> [What you are asked to do]
Filter the data below for the string "quality" and copy each matching line.

> [Information]
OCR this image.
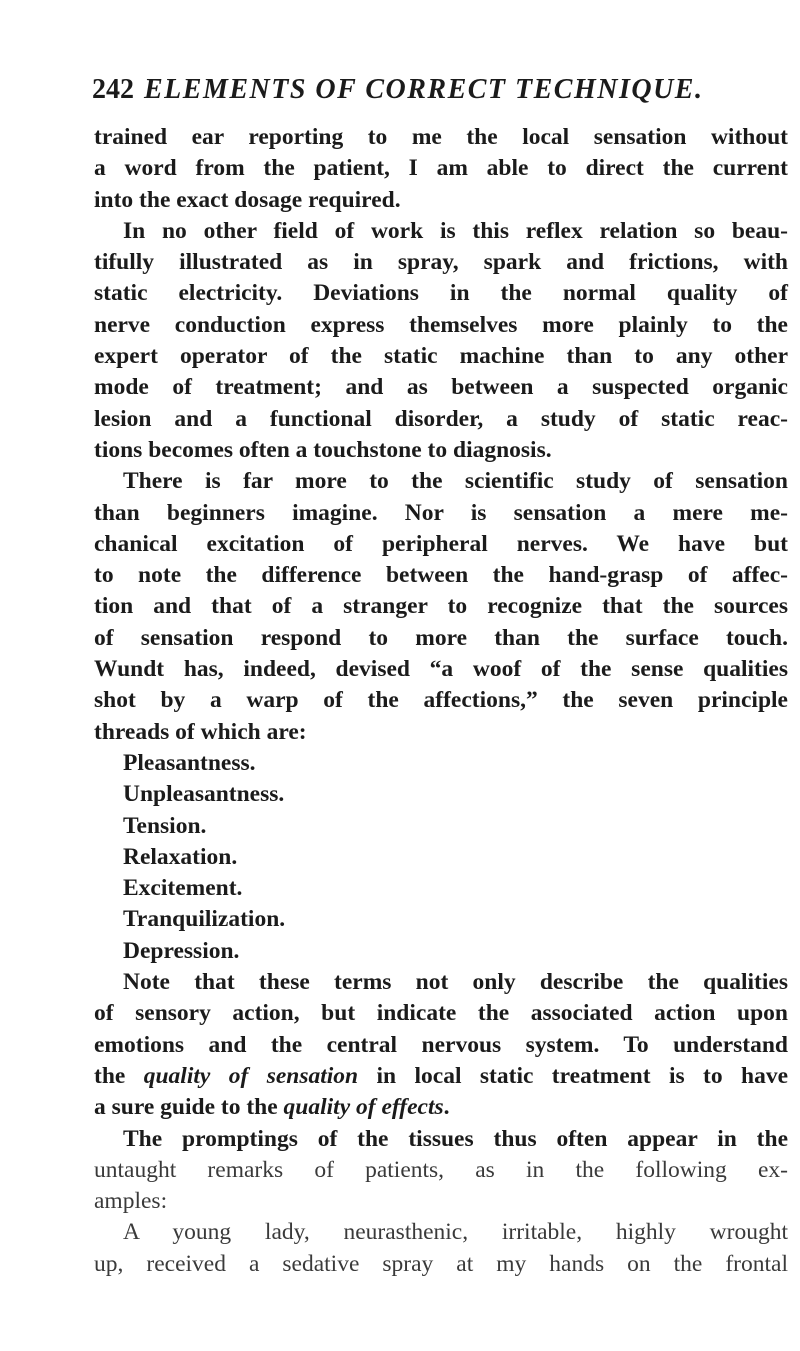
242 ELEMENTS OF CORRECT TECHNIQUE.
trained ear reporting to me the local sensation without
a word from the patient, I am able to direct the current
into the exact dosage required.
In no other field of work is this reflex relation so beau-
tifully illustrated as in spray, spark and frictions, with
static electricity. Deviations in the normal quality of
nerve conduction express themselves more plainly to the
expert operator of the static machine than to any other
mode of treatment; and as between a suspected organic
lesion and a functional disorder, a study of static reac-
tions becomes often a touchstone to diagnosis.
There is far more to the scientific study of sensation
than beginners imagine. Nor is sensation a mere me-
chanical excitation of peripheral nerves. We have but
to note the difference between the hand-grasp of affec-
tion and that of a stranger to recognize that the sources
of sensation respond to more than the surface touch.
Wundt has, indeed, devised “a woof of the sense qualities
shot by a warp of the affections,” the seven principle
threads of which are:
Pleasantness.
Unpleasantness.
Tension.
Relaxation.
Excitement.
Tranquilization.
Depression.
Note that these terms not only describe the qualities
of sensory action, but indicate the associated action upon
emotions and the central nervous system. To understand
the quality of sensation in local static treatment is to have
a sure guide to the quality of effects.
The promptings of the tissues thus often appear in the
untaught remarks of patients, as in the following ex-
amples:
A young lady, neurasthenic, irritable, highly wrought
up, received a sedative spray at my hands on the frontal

--

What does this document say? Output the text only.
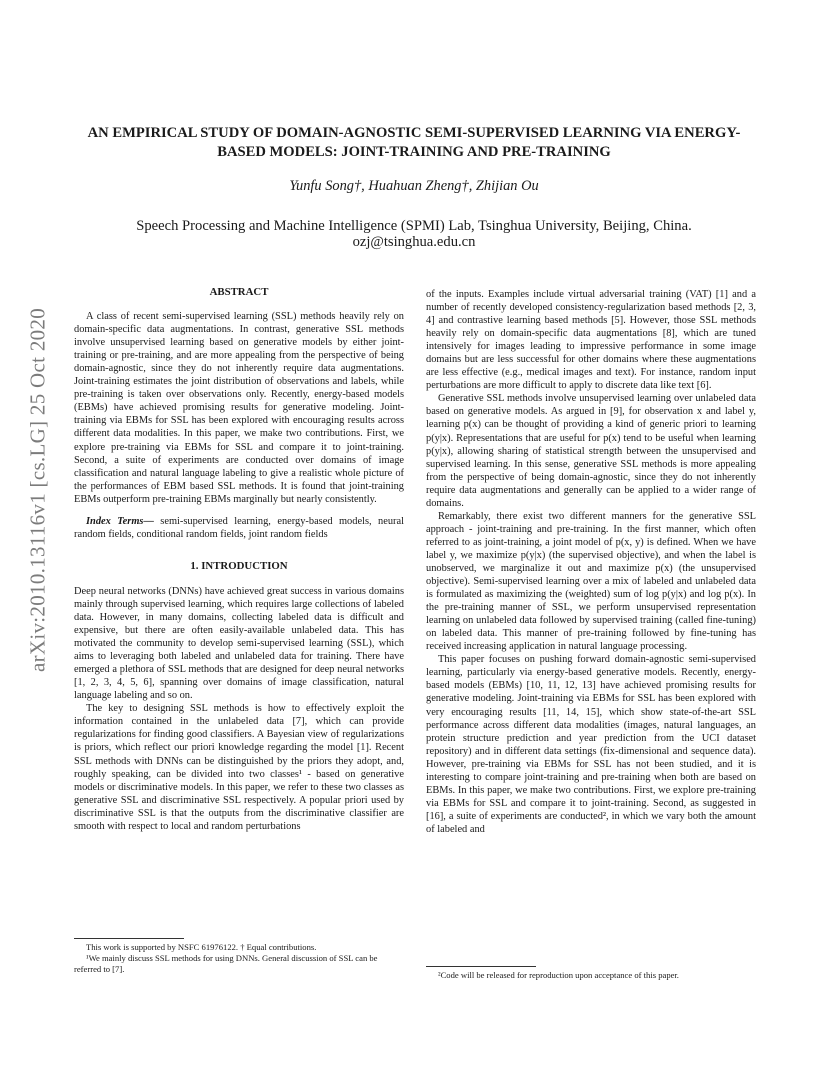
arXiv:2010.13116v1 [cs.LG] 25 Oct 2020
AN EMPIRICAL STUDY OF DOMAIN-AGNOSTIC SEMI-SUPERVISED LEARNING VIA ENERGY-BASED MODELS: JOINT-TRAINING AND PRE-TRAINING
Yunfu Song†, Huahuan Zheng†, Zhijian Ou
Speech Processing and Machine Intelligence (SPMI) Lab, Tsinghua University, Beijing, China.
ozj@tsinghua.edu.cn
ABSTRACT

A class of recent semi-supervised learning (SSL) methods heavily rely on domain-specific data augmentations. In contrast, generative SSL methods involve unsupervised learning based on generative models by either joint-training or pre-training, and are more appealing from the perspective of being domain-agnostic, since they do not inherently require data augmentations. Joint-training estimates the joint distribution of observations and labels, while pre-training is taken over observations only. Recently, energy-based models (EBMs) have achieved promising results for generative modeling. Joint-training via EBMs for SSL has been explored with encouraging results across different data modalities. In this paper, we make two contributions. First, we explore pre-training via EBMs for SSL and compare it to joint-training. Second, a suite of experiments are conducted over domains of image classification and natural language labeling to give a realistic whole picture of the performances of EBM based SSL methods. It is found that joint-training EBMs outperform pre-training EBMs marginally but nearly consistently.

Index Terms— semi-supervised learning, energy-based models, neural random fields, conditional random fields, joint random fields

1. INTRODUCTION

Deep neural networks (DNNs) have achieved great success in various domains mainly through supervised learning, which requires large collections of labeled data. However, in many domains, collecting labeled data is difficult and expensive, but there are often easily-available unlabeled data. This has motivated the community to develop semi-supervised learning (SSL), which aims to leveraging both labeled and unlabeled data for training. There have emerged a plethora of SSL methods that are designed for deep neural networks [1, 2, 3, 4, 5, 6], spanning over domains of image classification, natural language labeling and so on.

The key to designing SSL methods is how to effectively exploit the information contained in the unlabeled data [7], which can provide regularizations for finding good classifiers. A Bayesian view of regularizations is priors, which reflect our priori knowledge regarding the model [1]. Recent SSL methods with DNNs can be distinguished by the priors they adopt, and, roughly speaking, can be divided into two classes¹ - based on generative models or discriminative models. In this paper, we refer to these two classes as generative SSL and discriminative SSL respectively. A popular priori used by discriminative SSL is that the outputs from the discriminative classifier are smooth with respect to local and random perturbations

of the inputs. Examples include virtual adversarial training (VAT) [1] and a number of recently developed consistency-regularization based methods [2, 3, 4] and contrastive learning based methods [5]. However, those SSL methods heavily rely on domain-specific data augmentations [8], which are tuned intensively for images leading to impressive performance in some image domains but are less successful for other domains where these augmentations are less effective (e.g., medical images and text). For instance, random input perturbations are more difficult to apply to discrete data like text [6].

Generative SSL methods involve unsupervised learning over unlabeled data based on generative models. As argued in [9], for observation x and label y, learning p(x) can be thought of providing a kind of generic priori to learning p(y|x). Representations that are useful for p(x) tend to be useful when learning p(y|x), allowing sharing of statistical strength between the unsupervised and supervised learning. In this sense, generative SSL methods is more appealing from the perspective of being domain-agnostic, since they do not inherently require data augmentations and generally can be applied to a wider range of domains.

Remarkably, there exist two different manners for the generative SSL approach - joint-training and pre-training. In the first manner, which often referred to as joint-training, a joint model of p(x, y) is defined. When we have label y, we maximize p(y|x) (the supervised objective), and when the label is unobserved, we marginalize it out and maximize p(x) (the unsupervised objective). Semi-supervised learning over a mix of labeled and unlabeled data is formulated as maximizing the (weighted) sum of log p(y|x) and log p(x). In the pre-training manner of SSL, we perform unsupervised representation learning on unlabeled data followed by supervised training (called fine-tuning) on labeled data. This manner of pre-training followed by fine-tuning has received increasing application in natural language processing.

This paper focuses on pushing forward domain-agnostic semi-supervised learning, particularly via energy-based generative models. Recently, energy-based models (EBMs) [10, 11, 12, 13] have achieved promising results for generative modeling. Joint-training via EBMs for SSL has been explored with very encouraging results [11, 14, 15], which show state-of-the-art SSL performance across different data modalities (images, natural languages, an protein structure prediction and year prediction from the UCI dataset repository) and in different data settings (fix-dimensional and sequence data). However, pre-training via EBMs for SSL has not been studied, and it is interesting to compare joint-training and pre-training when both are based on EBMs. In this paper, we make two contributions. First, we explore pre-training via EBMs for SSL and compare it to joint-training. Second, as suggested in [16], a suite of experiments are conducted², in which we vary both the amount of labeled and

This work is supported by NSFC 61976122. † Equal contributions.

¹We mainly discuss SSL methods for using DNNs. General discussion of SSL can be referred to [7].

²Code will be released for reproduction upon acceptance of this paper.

> [Completed exercise]
static electricity. Deviations in the normal quality of
the quality of sensation in local static treatment is to have
a sure guide to the quality of effects.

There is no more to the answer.